> _Given problem_
Gather up every line that includes the string "Weekly".

> _Material provided_

────────────────

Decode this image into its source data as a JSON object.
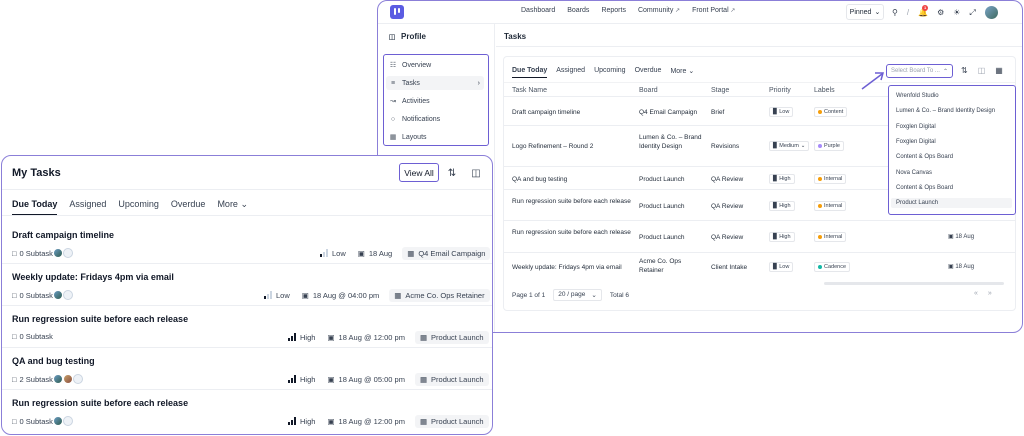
{
  "back": {
    "nav": [
      "Dashboard",
      "Boards",
      "Reports",
      "Community",
      "Front Portal"
    ],
    "nav_external": [
      false,
      false,
      false,
      true,
      true
    ],
    "pinned": "Pinned",
    "notification_count": "1",
    "sidebar": {
      "title": "Profile",
      "items": [
        {
          "label": "Overview",
          "icon": "overview-icon"
        },
        {
          "label": "Tasks",
          "icon": "tasks-icon"
        },
        {
          "label": "Activities",
          "icon": "activities-icon"
        },
        {
          "label": "Notifications",
          "icon": "bell-icon"
        },
        {
          "label": "Layouts",
          "icon": "layouts-icon"
        }
      ]
    },
    "content_title": "Tasks",
    "tabs": [
      "Due Today",
      "Assigned",
      "Upcoming",
      "Overdue",
      "More"
    ],
    "select_placeholder": "Select Board To ...",
    "columns": [
      "Task Name",
      "Board",
      "Stage",
      "Priority",
      "Labels"
    ],
    "rows": [
      {
        "task": "Draft campaign timeline",
        "board": "Q4 Email Campaign",
        "stage": "Brief",
        "priority": "Low",
        "label": "Content",
        "label_color": "#f59e0b",
        "due": ""
      },
      {
        "task": "Logo Refinement – Round 2",
        "board": "Lumen & Co. – Brand Identity Design",
        "stage": "Revisions",
        "priority": "Medium",
        "label": "Purple",
        "label_color": "#a78bfa",
        "due": ""
      },
      {
        "task": "QA and bug testing",
        "board": "Product Launch",
        "stage": "QA Review",
        "priority": "High",
        "label": "Internal",
        "label_color": "#f59e0b",
        "due": ""
      },
      {
        "task": "Run regression suite before each release",
        "board": "Product Launch",
        "stage": "QA Review",
        "priority": "High",
        "label": "Internal",
        "label_color": "#f59e0b",
        "due": ""
      },
      {
        "task": "Run regression suite before each release",
        "board": "Product Launch",
        "stage": "QA Review",
        "priority": "High",
        "label": "Internal",
        "label_color": "#f59e0b",
        "due": "18 Aug"
      },
      {
        "task": "Weekly update: Fridays 4pm via email",
        "board": "Acme Co. Ops Retainer",
        "stage": "Client Intake",
        "priority": "Low",
        "label": "Cadence",
        "label_color": "#14b8a6",
        "due": "18 Aug"
      }
    ],
    "footer": {
      "page": "Page 1 of 1",
      "per_page": "20 / page",
      "total": "Total 6",
      "prev": "«",
      "next": "»"
    },
    "dropdown": [
      "Wrenfold Studio",
      "Lumen & Co. – Brand Identity Design",
      "Foxglen Digital",
      "Foxglen Digital",
      "Content & Ops Board",
      "Nova Canvas",
      "Content & Ops Board",
      "Product Launch"
    ]
  },
  "front": {
    "title": "My Tasks",
    "view_all": "View All",
    "tabs": [
      "Due Today",
      "Assigned",
      "Upcoming",
      "Overdue",
      "More"
    ],
    "tasks": [
      {
        "title": "Draft campaign timeline",
        "subtask": "0 Subtask",
        "avatars": 2,
        "priority": "Low",
        "priority_level": 1,
        "due": "18 Aug",
        "board": "Q4 Email Campaign"
      },
      {
        "title": "Weekly update: Fridays 4pm via email",
        "subtask": "0 Subtask",
        "avatars": 2,
        "priority": "Low",
        "priority_level": 1,
        "due": "18 Aug @ 04:00 pm",
        "board": "Acme Co. Ops Retainer"
      },
      {
        "title": "Run regression suite before each release",
        "subtask": "0 Subtask",
        "avatars": 0,
        "priority": "High",
        "priority_level": 3,
        "due": "18 Aug @ 12:00 pm",
        "board": "Product Launch"
      },
      {
        "title": "QA and bug testing",
        "subtask": "2 Subtask",
        "avatars": 3,
        "priority": "High",
        "priority_level": 3,
        "due": "18 Aug @ 05:00 pm",
        "board": "Product Launch"
      },
      {
        "title": "Run regression suite before each release",
        "subtask": "0 Subtask",
        "avatars": 2,
        "priority": "High",
        "priority_level": 3,
        "due": "18 Aug @ 12:00 pm",
        "board": "Product Launch"
      }
    ]
  },
  "colors": {
    "accent": "#6d5fd3",
    "brand": "#5b5ce2",
    "notification": "#ef4444"
  }
}
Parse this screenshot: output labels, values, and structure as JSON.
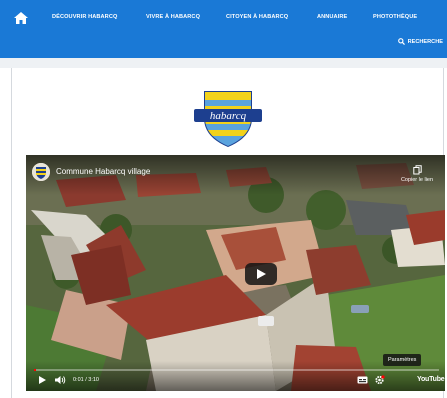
{
  "nav": {
    "home_icon": "home-icon",
    "items": [
      {
        "label": "DÉCOUVRIR HABARCQ"
      },
      {
        "label": "VIVRE À HABARCQ"
      },
      {
        "label": "CITOYEN À HABARCQ"
      },
      {
        "label": "ANNUAIRE"
      },
      {
        "label": "PHOTOTHÈQUE"
      }
    ],
    "search_label": "RECHERCHE",
    "color": "#1a79d6"
  },
  "logo": {
    "text": "habarcq"
  },
  "video": {
    "title": "Commune Habarcq village",
    "copy_link": "Copier le lien",
    "settings_tooltip": "Paramètres",
    "time": "0:01 / 3:10",
    "progress": 0.005,
    "brand": "YouTube"
  }
}
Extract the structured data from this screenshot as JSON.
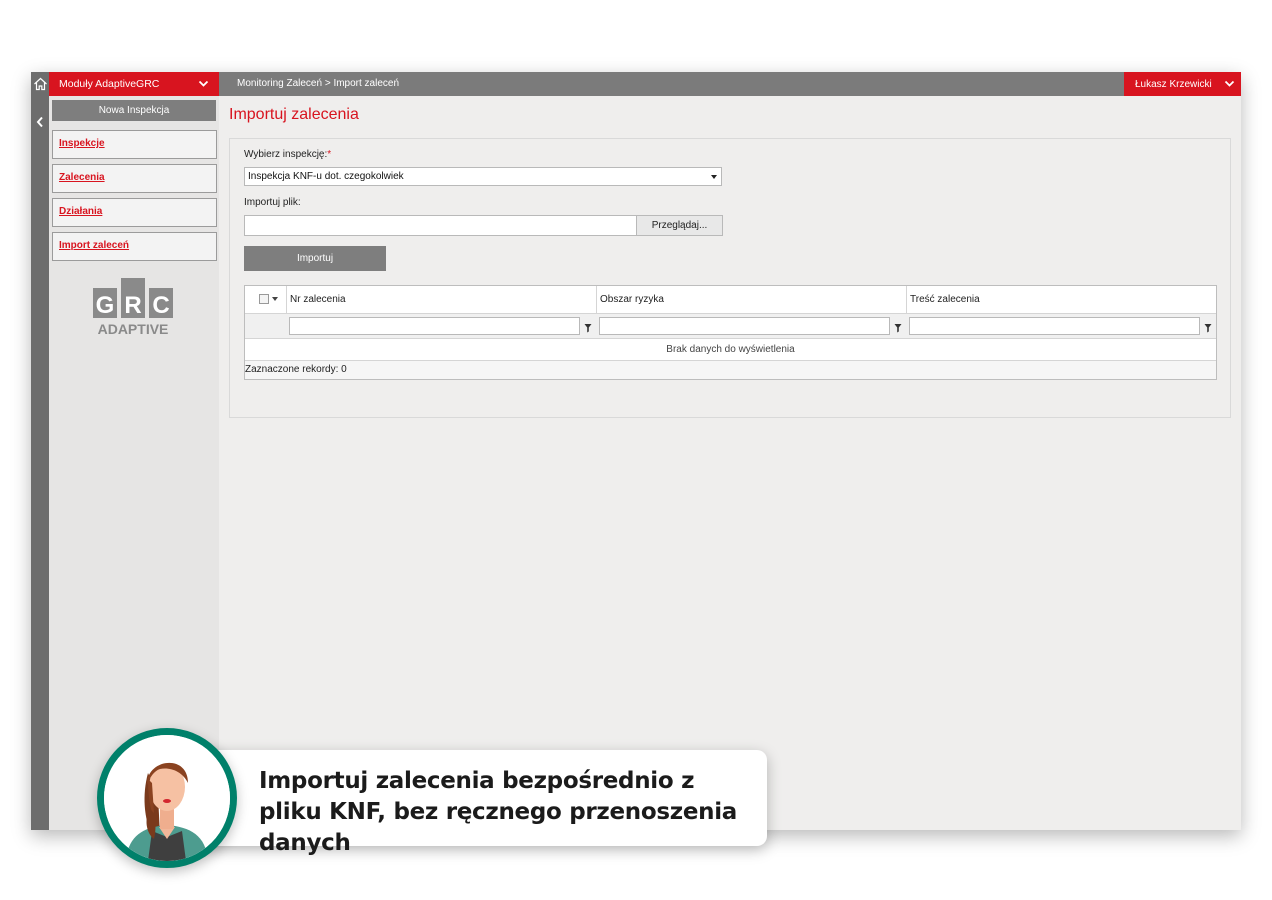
{
  "topbar": {
    "modules_label": "Moduły AdaptiveGRC",
    "breadcrumb": "Monitoring Zaleceń > Import zaleceń",
    "user_name": "Łukasz Krzewicki"
  },
  "sidebar": {
    "new_inspection_label": "Nowa Inspekcja",
    "items": [
      {
        "label": "Inspekcje"
      },
      {
        "label": "Zalecenia"
      },
      {
        "label": "Działania"
      },
      {
        "label": "Import zaleceń"
      }
    ],
    "logo": {
      "letters": [
        "G",
        "R",
        "C"
      ],
      "word": "ADAPTIVE"
    }
  },
  "main": {
    "title": "Importuj zalecenia",
    "select_label": "Wybierz inspekcję:",
    "required_mark": "*",
    "select_value": "Inspekcja KNF-u dot. czegokolwiek",
    "file_label": "Importuj plik:",
    "browse_label": "Przeglądaj...",
    "import_label": "Importuj"
  },
  "grid": {
    "columns": [
      "Nr zalecenia",
      "Obszar ryzyka",
      "Treść zalecenia"
    ],
    "empty_text": "Brak danych do wyświetlenia",
    "selected_records": "Zaznaczone rekordy: 0"
  },
  "callout": {
    "text": "Importuj zalecenia bezpośrednio z pliku KNF, bez ręcznego przenoszenia danych"
  },
  "colors": {
    "accent_red": "#d8141f",
    "topbar_gray": "#7b7b7b",
    "avatar_ring": "#00806a"
  },
  "icons": [
    "home-icon",
    "chevron-left-icon",
    "chevron-down-icon",
    "dropdown-arrow-icon",
    "filter-icon",
    "checkbox-icon"
  ]
}
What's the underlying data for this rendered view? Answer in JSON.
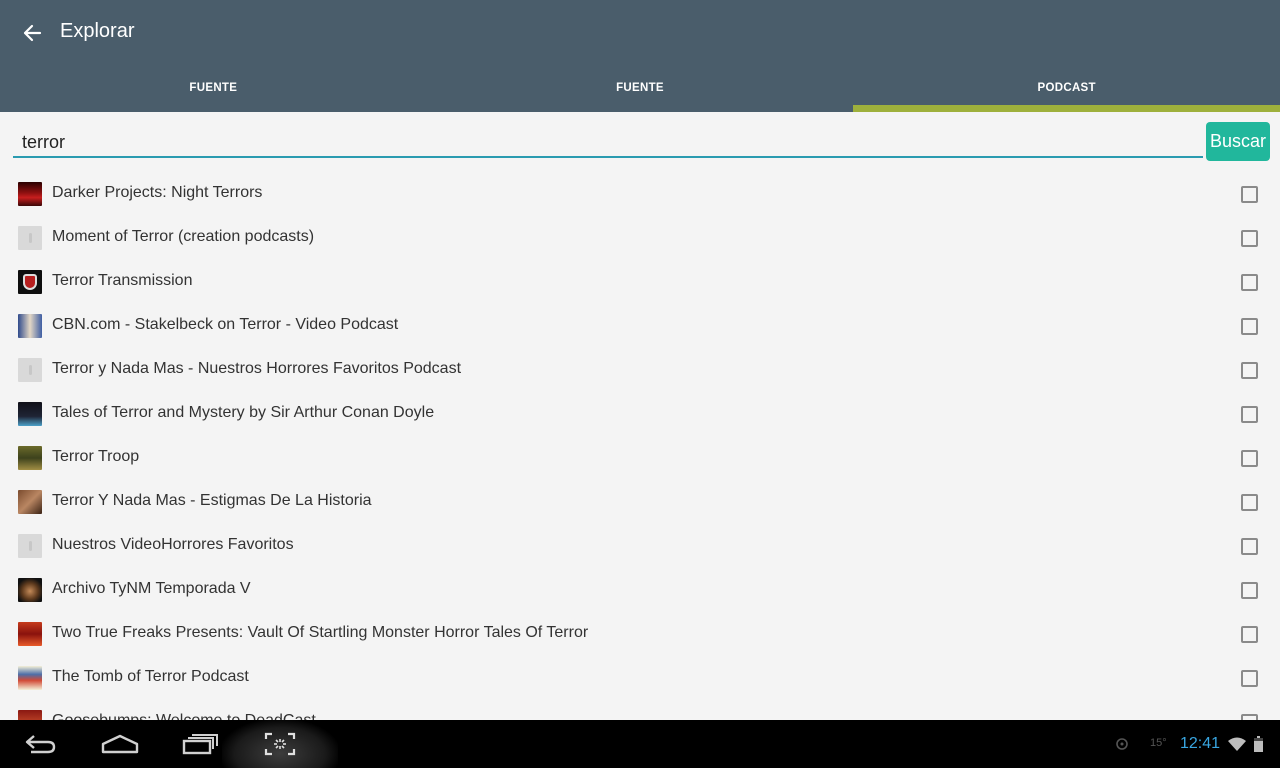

────────────────

> _Written response_
        "task": "Weekly update: Fridays 4pm via email",
        "title": "Weekly update: Fridays 4pm via email",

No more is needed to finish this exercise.